» Задание: До какой даты продолжалась оборона, согласно фрагменту военных воспоминаний?

» Фрагмент текста:
Стычки во время обороны случались нечасто, и были довольно мелкими. Зато постоянно на передовой происходили перепалки между нами и немцами, передовые траншеи находились так близко друг к другу, что можно было кричать, и все слышно. Немцы все время агитировали нас в рупор, чтобы мы сдавались. Некоторые из наших солдат, видно, в плен попали, говорили в рупор, мол, такой-то Иванов из такой-то части, живет в плену хорошо, к нему прекрасно относятся и все такое. Дальше шли угрозы, что нас ожидает расправа, если мы не послушаемся, и не начнем массово сдаваться в плен и агитировать своих товарищей. Но у нас перебежчиков не было. Кроме того, немцы часто листовки разбрасывали, я читал, там все было то же самое, агитация на сдачу в плен. Так как я был в штабной землянке, то видел, как разведчики приводили к нам "языков", в плену немцы одно говорили: "Гитлер капут!" Причем все до одного. Конечно, выглядели они получше нашего брата, ведь немцы воевали на чужой территории, поэтому они грабили людей, в окопах на подушках спали и одеялами укрывались, а мы ничего такого не видели, сидели в окопах и мерзли. Но у нас была душа выносливее.

 

 

Оборона продолжалась до 25 июня 1944 г., когда наша часть наконец-то перешла в наступление. За пару дней до этого началось генеральное наступление наших войск, как я позже узнал, это была операция "Багратион". Мы пошли на Могилев, артподготовка началась за час или полтора до начала атаки и били изо всех видов орудий, правда, на нашем участке не было "Катюш", била в основном артиллерия, дальнобойная и средней дальности, а потом поднялись люди и пошли с криками "Ура!" Мы знали, что будет очень сильное и безвозвратное наступление, но честно признаюсь, такого мощного артогня у нас никто не ожидал. Немцы оставались в первой линии, но огонь по нашим войскам был слабый, чувствовалось, что кто живой остался, предпочитали выскочить из окопов и кричать "Гитлер капут!" чем сопротивляться. До Могилева мы форсировали р. Днепр, перед этим сказали, что в разведку пойдут 4 человека от нашего полка, которым будет присвоено звание Героя Советского Союза. Попала в группу и моя фамилия. Мы подготовили одну палатку, сделали деревянный каркас, на который натянули палатку, набили хвоей и вечером начали переправу на такой вот самодельной лодке. И вот 4 человека отправились на другой берег Днепра: 2 разведчика, я как связист и автоматчик Миргородский. Во время переправы один разведчик по фамилии Звягинцев оторвался от палатки, вода была не очень холодная, все-таки лето, но течение было очень быстрым, он плавать не умел и утонул. Гребли мы кто чем, кто заранее приготовил доску, кто руками, к счастью, немцы нас не заметили. Мы должны были разведать берег, я сообщил, что мы на том берегу по телефону, специально тянул за собой линию. Мне ответили: "Подтвердите ракетой!" Дали мы сигнал, в итоге выяснилось, что наши соседи раньше форсировали Днепр, поэтому немцы нас не заметили, а сосредоточились на соседях, которые вообще продвинулись дальше. Так что званий нам не присвоили.

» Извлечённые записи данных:
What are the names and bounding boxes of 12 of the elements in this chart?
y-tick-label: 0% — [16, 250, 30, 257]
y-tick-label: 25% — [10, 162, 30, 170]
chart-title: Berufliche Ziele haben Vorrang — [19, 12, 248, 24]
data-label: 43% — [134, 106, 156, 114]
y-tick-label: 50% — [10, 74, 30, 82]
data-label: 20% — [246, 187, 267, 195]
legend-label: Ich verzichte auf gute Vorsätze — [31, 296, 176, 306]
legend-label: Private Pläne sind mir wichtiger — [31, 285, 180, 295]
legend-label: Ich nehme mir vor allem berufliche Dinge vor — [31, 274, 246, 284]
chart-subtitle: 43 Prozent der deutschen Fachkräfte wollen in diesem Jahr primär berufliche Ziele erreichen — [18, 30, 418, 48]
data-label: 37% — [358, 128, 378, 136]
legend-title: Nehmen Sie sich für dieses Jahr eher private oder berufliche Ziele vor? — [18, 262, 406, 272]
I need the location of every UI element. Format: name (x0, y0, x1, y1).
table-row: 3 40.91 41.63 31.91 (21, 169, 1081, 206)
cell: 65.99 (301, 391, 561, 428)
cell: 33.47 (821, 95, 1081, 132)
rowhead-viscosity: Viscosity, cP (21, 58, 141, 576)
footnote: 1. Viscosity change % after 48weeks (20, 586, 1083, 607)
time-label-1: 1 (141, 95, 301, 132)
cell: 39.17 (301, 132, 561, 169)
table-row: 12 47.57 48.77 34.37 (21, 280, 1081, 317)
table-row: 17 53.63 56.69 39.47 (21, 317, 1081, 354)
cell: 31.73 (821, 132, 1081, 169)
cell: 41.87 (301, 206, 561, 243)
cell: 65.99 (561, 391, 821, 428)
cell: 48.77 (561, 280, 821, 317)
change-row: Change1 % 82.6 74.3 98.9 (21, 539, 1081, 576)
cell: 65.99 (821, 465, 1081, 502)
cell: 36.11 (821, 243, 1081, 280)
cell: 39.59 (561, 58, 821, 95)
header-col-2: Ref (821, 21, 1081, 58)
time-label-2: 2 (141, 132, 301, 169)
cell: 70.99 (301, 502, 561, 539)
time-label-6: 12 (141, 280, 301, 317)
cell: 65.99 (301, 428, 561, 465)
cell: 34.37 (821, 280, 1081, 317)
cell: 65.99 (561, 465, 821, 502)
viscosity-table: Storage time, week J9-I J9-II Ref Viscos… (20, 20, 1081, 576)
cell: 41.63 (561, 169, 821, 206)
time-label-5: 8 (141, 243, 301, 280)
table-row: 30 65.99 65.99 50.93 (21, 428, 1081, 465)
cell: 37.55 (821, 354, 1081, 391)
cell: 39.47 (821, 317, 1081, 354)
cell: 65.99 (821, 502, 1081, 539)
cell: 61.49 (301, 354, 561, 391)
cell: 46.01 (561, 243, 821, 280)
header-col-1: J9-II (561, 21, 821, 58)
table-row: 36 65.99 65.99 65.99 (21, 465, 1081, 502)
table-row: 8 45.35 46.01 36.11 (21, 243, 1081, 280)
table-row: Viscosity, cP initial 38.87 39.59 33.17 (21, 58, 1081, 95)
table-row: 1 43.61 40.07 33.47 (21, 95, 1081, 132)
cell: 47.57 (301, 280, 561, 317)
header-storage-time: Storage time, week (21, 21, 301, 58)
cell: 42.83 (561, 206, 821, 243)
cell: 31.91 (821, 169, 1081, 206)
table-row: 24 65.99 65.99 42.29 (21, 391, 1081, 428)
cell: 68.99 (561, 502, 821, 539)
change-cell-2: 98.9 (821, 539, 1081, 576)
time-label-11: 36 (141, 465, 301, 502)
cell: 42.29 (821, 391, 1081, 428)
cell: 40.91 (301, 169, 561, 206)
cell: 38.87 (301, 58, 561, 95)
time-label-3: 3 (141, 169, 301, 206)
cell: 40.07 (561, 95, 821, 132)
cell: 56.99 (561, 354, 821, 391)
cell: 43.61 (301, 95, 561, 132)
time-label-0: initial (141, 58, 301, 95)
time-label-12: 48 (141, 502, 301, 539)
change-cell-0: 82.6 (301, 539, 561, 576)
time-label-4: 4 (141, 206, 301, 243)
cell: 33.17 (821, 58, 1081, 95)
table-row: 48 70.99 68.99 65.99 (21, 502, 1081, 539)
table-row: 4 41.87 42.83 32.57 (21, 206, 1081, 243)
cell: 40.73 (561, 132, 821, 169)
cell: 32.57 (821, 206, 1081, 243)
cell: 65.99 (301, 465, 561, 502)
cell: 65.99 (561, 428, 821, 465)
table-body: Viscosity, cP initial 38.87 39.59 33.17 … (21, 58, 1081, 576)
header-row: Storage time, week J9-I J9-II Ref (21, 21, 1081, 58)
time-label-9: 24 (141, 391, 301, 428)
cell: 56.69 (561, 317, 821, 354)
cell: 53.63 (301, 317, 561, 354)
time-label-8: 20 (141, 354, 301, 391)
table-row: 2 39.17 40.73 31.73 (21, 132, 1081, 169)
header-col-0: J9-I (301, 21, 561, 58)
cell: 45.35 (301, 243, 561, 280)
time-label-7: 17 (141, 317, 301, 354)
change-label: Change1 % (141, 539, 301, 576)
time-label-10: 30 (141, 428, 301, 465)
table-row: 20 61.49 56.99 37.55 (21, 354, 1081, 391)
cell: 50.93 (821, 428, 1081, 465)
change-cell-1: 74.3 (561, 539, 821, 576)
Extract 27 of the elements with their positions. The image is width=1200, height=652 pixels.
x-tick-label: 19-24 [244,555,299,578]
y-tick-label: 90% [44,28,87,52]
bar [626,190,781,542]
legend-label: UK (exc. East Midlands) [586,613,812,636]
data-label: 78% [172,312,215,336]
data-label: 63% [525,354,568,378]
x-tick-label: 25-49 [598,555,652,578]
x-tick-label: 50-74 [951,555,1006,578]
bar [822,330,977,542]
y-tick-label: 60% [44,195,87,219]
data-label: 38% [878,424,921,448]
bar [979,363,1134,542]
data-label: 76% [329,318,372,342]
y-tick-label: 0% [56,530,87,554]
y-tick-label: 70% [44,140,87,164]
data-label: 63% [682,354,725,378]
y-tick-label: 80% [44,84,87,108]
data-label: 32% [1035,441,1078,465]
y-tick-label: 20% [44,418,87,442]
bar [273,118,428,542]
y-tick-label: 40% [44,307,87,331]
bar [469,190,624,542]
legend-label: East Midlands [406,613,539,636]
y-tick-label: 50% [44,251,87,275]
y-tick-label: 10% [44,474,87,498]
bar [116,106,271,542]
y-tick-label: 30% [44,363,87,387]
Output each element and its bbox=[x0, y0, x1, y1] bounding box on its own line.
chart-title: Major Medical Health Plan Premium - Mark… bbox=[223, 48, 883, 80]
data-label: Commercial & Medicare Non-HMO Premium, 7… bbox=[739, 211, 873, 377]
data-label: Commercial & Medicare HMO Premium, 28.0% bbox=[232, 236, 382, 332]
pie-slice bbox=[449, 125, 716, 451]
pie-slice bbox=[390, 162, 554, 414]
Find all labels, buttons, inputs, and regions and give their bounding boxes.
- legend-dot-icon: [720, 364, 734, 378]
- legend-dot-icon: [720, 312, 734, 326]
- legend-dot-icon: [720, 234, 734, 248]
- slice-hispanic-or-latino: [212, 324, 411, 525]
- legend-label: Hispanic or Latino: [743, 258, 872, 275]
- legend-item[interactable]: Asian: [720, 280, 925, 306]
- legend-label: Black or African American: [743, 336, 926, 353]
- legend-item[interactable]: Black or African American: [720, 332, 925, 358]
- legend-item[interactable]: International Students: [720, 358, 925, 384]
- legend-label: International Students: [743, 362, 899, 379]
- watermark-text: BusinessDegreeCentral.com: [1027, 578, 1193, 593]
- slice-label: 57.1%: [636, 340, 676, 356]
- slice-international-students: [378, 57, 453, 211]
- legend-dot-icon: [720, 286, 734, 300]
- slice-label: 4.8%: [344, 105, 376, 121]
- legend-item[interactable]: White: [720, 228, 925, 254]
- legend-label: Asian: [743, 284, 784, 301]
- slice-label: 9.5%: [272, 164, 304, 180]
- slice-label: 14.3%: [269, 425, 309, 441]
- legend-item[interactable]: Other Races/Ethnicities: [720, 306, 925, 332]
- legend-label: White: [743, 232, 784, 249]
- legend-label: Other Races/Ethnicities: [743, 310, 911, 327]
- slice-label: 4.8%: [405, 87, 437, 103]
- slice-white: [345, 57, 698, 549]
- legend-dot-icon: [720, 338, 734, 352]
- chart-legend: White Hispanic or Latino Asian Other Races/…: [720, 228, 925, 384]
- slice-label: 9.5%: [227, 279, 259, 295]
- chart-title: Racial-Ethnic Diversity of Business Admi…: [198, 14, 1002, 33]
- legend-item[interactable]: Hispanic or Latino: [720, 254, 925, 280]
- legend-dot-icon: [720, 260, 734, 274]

» Ответ: До 25 июня 1944 г.